**GOAL**
Every record should be written out exactly, with the pictures left out.

[Records from a data collection]
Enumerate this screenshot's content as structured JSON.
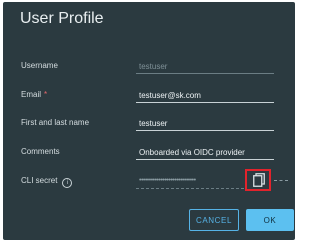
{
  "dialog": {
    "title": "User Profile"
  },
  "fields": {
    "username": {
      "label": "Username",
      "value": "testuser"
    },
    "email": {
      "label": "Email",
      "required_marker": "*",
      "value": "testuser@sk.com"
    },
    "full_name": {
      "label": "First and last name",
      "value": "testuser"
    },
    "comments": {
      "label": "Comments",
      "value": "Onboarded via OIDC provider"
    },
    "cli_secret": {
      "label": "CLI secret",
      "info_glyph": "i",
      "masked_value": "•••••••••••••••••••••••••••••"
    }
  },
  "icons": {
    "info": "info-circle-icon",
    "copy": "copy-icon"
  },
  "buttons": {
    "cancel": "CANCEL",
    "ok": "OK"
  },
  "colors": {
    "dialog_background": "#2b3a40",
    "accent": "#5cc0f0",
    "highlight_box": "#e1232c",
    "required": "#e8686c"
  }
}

**TASK RESPONSE**
Enumerate this screenshot's content as structured JSON.
{
  "dialog": {
    "title": "User Profile"
  },
  "fields": {
    "username": {
      "label": "Username",
      "value": "testuser"
    },
    "email": {
      "label": "Email",
      "required_marker": "*",
      "value": "testuser@sk.com"
    },
    "full_name": {
      "label": "First and last name",
      "value": "testuser"
    },
    "comments": {
      "label": "Comments",
      "value": "Onboarded via OIDC provider"
    },
    "cli_secret": {
      "label": "CLI secret",
      "info_glyph": "i",
      "masked_value": "•••••••••••••••••••••••••••••"
    }
  },
  "icons": {
    "info": "info-circle-icon",
    "copy": "copy-icon"
  },
  "buttons": {
    "cancel": "CANCEL",
    "ok": "OK"
  },
  "colors": {
    "dialog_background": "#2b3a40",
    "accent": "#5cc0f0",
    "highlight_box": "#e1232c",
    "required": "#e8686c"
  }
}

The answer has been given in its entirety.